▸ Exercise instructions: List all lines of the data containing the word "throughput".

▸ Records for the task:
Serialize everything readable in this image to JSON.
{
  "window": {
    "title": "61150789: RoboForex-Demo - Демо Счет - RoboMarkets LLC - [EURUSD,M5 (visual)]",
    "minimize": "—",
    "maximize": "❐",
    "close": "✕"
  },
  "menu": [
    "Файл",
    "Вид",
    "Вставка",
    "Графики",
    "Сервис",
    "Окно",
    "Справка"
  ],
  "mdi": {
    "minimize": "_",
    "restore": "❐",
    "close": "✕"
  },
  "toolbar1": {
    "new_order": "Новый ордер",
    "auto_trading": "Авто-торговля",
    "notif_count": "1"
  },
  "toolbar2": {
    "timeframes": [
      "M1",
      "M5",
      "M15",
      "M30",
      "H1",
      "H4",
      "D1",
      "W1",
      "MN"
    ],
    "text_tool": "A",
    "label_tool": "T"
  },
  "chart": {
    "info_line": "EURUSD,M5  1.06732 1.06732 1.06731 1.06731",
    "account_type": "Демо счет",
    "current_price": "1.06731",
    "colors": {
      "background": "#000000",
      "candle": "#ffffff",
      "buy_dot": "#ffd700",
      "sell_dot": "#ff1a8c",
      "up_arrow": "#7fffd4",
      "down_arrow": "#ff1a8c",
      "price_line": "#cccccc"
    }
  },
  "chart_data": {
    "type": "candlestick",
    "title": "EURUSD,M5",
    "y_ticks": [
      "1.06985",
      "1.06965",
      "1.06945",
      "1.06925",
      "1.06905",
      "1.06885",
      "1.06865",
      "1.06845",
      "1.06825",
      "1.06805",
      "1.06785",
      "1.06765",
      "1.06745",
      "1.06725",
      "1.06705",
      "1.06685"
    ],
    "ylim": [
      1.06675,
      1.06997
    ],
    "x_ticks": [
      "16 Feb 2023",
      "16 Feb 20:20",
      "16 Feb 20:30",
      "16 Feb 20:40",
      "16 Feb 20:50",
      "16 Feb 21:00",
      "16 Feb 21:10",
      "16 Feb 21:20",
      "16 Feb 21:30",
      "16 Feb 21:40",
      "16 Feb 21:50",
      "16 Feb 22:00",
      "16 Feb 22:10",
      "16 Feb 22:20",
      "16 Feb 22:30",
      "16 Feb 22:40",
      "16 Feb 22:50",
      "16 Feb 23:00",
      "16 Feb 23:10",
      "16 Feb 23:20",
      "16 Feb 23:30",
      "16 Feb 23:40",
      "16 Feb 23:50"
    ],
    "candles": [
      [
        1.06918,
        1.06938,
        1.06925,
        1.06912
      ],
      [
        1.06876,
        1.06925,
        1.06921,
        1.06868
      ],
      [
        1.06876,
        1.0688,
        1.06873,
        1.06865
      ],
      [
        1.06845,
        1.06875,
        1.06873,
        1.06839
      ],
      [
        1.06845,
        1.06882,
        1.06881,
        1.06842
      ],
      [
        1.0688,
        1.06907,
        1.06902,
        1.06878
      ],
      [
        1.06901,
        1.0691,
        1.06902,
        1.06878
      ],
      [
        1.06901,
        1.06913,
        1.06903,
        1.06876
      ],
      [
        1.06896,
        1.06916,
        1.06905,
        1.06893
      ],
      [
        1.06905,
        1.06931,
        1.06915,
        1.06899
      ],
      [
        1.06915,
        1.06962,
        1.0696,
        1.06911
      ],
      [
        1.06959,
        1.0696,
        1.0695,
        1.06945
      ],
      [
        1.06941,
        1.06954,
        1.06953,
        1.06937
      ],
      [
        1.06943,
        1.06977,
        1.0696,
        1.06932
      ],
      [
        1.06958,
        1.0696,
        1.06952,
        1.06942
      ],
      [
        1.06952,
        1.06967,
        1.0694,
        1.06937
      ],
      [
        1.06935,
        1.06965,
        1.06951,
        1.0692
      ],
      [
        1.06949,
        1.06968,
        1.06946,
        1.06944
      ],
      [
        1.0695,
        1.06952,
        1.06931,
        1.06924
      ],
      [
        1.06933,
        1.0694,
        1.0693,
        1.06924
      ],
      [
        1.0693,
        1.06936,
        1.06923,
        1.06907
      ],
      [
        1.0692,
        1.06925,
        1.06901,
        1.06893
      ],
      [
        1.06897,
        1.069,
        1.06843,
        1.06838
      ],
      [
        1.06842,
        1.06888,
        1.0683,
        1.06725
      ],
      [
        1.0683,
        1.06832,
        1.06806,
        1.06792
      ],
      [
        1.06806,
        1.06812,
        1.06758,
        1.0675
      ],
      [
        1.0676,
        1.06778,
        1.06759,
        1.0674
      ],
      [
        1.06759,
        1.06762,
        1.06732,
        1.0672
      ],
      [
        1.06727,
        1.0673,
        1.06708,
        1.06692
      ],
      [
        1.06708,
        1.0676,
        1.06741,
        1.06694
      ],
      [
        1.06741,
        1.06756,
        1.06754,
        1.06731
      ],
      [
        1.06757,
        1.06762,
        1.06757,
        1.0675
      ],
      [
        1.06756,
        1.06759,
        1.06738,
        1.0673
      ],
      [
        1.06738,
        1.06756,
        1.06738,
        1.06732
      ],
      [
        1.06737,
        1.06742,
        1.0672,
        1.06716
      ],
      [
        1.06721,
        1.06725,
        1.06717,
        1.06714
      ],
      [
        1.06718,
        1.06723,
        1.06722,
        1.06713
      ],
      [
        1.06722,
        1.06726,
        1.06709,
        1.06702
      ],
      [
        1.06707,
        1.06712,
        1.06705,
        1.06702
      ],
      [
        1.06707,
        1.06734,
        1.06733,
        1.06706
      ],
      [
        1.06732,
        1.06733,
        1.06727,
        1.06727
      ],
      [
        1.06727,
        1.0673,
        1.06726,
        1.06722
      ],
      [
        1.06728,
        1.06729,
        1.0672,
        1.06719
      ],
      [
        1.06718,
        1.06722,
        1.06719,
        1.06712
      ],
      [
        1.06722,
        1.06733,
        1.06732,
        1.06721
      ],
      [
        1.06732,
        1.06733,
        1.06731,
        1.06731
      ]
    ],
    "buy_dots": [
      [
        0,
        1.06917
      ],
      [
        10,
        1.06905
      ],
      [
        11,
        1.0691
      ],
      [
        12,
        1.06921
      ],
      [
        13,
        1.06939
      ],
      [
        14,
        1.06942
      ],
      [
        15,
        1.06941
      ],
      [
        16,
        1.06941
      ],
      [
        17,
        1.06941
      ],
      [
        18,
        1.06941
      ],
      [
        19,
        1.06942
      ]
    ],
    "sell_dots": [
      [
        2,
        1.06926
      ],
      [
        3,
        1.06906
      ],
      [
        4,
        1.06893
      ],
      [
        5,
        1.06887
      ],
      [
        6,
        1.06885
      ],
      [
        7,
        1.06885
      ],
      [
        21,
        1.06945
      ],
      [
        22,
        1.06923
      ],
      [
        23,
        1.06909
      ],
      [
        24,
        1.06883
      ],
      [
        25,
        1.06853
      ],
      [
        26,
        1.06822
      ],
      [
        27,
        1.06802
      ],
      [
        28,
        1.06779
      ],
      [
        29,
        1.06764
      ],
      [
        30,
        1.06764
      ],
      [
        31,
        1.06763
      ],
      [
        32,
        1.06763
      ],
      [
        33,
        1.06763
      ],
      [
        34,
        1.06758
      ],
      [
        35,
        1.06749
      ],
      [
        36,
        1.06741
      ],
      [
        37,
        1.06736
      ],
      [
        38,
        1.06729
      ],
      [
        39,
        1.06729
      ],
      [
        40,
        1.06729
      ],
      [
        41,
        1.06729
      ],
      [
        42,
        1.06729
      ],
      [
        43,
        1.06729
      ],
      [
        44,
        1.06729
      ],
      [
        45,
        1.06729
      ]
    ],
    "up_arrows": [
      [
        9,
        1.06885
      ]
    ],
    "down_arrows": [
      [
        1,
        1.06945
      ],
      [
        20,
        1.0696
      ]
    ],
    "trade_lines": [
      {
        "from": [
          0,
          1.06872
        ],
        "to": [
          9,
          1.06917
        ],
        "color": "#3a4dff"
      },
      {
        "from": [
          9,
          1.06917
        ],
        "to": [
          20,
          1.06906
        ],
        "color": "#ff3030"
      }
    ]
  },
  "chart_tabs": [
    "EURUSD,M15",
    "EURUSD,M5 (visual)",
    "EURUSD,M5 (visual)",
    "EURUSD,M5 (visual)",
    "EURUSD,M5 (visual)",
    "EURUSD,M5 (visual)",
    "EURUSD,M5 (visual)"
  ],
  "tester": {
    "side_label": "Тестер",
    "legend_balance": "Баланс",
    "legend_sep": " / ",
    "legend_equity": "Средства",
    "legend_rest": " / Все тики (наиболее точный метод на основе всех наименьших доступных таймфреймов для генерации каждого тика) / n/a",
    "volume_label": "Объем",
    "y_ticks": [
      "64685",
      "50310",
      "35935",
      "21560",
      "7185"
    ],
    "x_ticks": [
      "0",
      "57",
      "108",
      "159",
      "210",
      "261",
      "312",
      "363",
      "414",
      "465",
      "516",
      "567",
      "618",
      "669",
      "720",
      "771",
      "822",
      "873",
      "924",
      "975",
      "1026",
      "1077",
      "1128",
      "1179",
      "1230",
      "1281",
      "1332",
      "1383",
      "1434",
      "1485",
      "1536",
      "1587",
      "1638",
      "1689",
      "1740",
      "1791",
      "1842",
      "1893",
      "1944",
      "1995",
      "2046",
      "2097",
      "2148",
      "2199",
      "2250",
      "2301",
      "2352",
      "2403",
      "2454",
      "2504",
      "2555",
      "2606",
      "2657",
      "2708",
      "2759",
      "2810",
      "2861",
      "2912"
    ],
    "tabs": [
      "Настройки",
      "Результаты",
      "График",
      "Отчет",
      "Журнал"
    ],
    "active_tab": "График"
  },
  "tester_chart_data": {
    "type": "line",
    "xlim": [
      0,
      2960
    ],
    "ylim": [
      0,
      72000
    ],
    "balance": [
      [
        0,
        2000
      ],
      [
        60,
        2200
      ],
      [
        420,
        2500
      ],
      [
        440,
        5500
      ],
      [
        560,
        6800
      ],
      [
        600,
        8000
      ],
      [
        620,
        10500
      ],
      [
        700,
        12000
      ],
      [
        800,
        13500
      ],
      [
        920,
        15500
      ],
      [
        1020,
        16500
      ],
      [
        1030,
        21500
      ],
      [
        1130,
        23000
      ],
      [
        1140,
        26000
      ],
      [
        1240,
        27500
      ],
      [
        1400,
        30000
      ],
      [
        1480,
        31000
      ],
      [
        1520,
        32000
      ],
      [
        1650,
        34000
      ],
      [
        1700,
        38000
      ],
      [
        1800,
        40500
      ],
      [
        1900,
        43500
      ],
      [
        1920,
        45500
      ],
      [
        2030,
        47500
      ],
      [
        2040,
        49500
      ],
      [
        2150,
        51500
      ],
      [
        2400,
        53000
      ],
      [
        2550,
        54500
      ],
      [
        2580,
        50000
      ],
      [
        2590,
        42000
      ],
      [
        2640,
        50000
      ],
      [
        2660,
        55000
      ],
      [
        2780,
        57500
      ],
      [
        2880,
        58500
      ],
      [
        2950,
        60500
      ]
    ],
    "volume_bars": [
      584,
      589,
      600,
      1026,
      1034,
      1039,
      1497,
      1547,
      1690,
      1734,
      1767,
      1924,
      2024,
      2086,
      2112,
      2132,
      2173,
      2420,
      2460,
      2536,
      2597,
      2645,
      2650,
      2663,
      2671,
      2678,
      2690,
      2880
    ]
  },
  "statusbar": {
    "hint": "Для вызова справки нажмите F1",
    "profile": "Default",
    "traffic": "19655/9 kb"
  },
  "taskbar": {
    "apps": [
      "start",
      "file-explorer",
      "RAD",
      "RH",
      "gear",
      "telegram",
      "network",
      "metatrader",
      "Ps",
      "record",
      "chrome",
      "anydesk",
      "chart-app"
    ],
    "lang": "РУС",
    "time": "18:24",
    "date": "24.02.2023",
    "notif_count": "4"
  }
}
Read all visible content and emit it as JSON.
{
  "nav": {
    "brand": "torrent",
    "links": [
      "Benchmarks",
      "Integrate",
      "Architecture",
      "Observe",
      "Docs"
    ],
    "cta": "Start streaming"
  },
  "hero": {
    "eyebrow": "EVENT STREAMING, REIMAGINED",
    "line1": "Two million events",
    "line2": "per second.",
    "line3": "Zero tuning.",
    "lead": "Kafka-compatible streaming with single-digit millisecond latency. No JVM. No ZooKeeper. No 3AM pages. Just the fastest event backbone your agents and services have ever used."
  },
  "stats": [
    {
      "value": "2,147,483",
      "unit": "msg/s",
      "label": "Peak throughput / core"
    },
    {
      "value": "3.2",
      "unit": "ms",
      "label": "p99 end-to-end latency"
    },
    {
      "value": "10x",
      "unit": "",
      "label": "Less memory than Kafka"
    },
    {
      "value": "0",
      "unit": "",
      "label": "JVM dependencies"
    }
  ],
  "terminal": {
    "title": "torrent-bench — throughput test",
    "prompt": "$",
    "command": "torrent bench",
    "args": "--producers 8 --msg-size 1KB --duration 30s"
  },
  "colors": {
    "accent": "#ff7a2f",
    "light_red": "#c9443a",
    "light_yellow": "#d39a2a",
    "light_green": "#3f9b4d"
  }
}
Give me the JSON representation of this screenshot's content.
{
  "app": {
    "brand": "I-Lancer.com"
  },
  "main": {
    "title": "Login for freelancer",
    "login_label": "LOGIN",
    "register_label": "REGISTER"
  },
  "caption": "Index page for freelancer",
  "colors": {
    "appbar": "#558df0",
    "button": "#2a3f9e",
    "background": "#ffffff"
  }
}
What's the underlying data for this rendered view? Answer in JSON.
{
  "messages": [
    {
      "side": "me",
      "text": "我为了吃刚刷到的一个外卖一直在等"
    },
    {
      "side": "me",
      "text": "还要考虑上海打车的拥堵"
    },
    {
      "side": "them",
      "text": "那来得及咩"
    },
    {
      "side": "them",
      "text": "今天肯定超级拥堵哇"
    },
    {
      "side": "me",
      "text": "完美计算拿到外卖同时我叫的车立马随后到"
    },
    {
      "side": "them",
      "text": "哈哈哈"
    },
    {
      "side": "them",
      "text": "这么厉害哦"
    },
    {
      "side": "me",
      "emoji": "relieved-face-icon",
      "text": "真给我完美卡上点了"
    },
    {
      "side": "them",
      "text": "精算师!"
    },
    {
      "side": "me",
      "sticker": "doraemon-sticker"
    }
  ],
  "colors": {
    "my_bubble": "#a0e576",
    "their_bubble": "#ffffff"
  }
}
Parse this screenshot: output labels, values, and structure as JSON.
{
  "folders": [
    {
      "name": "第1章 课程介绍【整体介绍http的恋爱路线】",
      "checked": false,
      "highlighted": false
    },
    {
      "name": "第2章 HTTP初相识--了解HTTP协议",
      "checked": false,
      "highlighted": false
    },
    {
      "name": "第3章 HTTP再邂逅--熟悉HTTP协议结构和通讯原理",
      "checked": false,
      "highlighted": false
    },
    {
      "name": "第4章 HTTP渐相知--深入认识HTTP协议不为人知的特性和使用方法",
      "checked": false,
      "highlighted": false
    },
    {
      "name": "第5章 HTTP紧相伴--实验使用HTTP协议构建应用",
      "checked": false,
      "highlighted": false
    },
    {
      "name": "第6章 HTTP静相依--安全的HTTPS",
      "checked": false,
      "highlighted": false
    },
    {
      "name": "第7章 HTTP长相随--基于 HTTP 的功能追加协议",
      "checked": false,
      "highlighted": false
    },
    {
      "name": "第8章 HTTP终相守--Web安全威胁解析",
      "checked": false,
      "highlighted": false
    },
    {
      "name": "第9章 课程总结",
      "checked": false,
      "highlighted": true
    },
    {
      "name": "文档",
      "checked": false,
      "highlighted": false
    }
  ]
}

▸ The solution:
      "label": "Peak throughput / core"
    "title": "torrent-bench — throughput test",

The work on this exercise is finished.